→ **STATED EXERCISE**
Show every line that has the string "Layout" in it.
____ DATA SHOWN
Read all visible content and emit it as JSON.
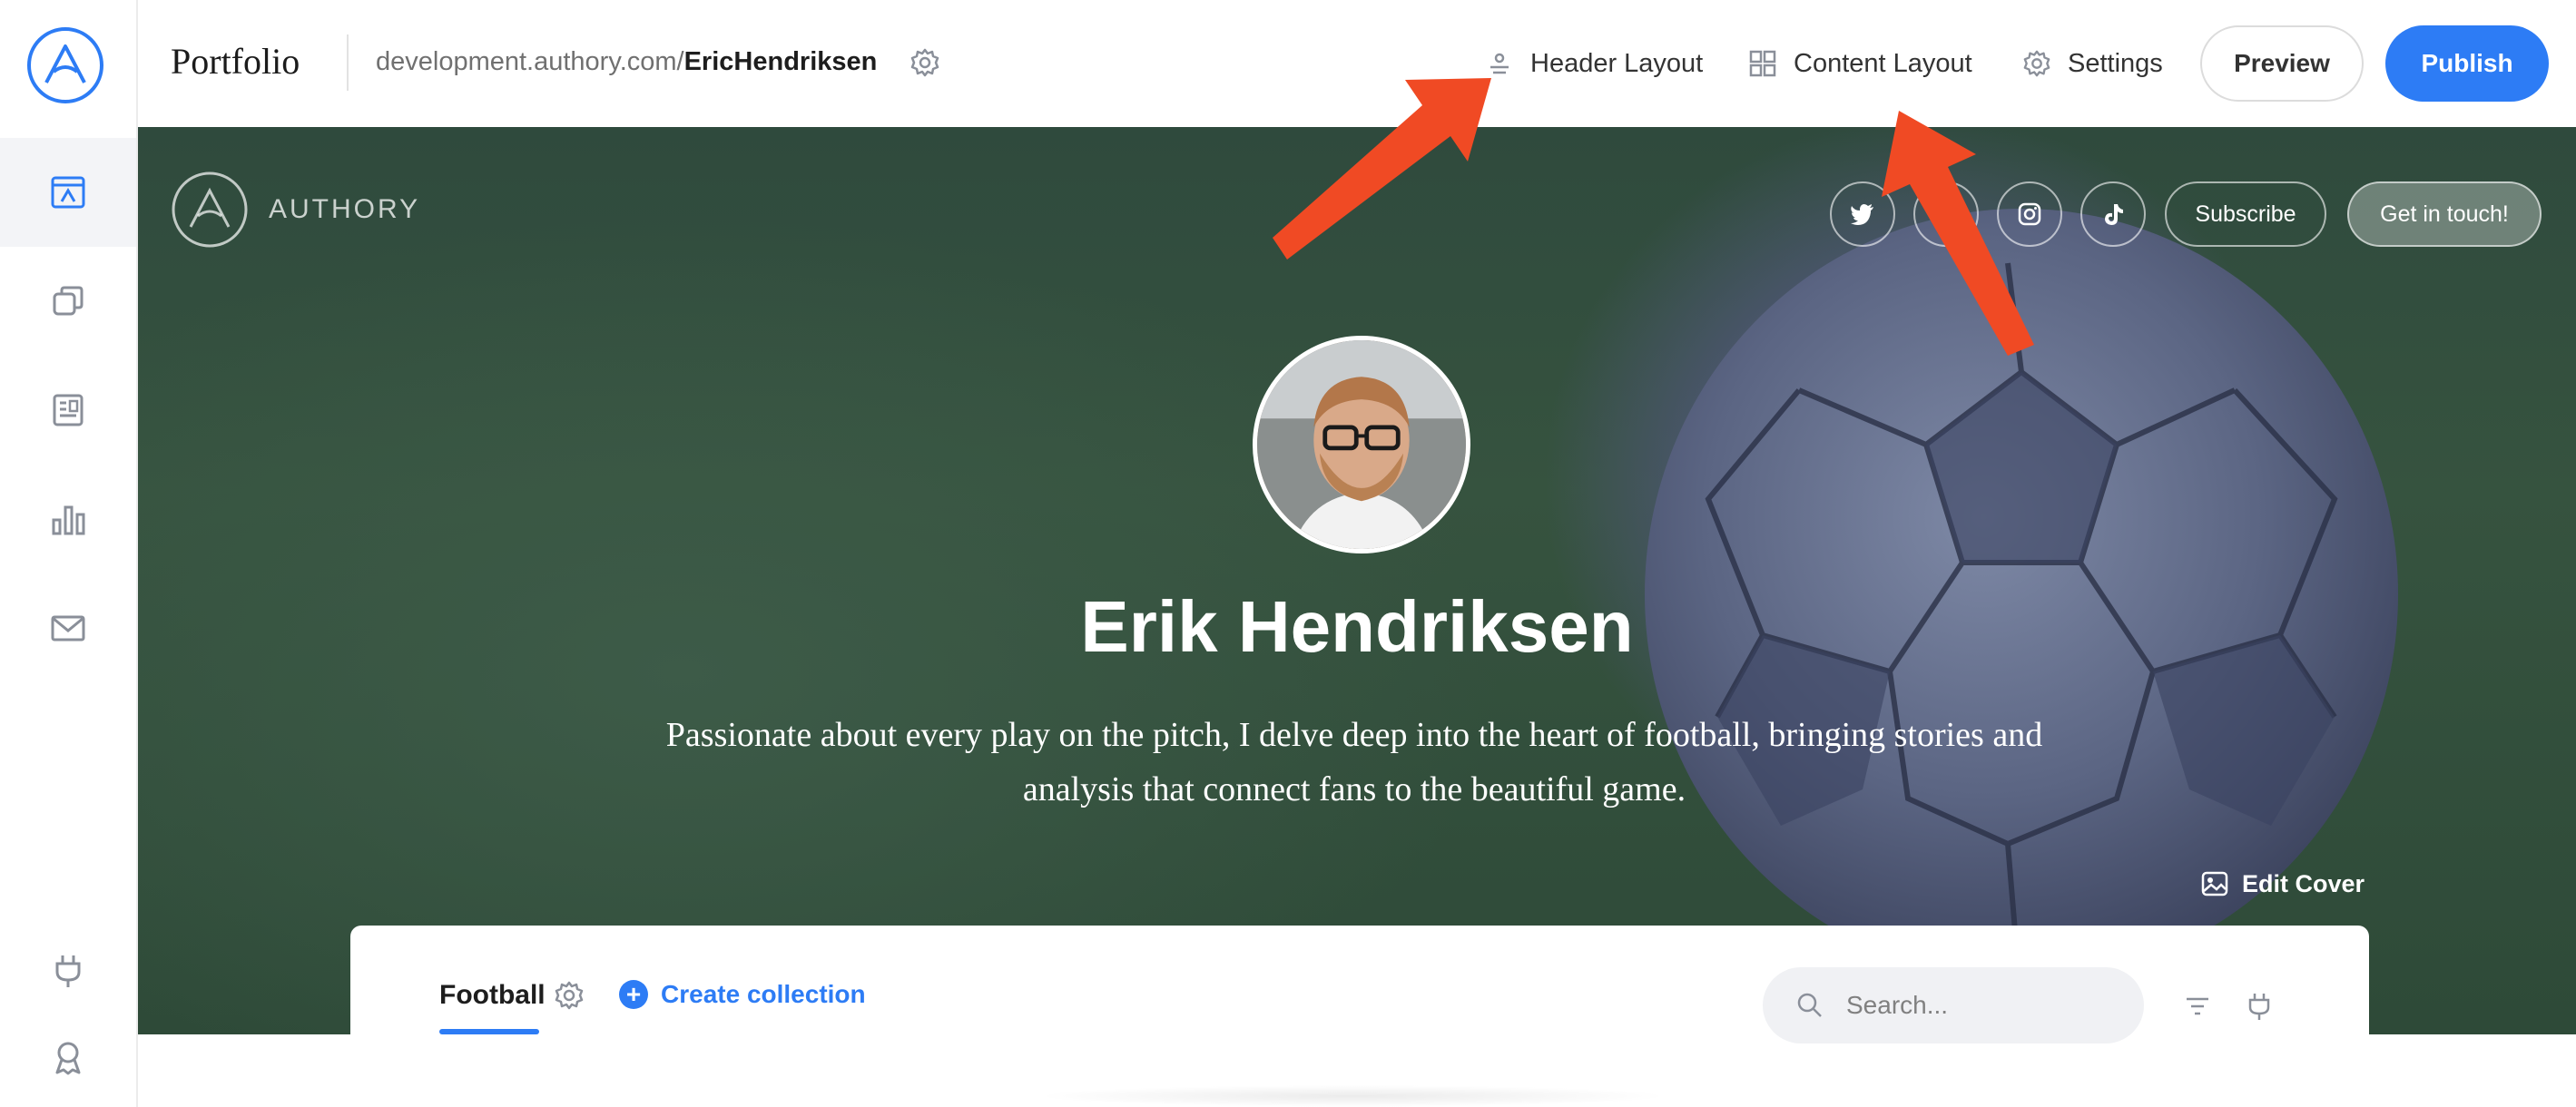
{
  "sidebar": {
    "logo_icon": "authory-logo-icon",
    "items": [
      {
        "icon": "portfolio-icon",
        "active": true
      },
      {
        "icon": "collections-icon",
        "active": false
      },
      {
        "icon": "articles-icon",
        "active": false
      },
      {
        "icon": "analytics-icon",
        "active": false
      },
      {
        "icon": "mail-icon",
        "active": false
      },
      {
        "icon": "plug-icon",
        "active": false
      },
      {
        "icon": "badge-icon",
        "active": false
      }
    ]
  },
  "topbar": {
    "title": "Portfolio",
    "url_prefix": "development.authory.com/",
    "url_user": "EricHendriksen",
    "header_layout": "Header Layout",
    "content_layout": "Content Layout",
    "settings": "Settings",
    "preview": "Preview",
    "publish": "Publish",
    "accent_color": "#2d7cf5"
  },
  "hero": {
    "brand": "AUTHORY",
    "social": [
      "twitter-icon",
      "link-icon",
      "instagram-icon",
      "tiktok-icon"
    ],
    "subscribe": "Subscribe",
    "get_in_touch": "Get in touch!",
    "name": "Erik Hendriksen",
    "bio": "Passionate about every play on the pitch, I delve deep into the heart of football, bringing stories and analysis that connect fans to the beautiful game.",
    "edit_cover": "Edit Cover"
  },
  "content": {
    "tab": "Football",
    "create_collection": "Create collection",
    "search_placeholder": "Search..."
  },
  "annotations": {
    "arrow_color": "#f04a24"
  }
}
________
→ **FINAL RESULT**
    "header_layout": "Header Layout",
    "content_layout": "Content Layout",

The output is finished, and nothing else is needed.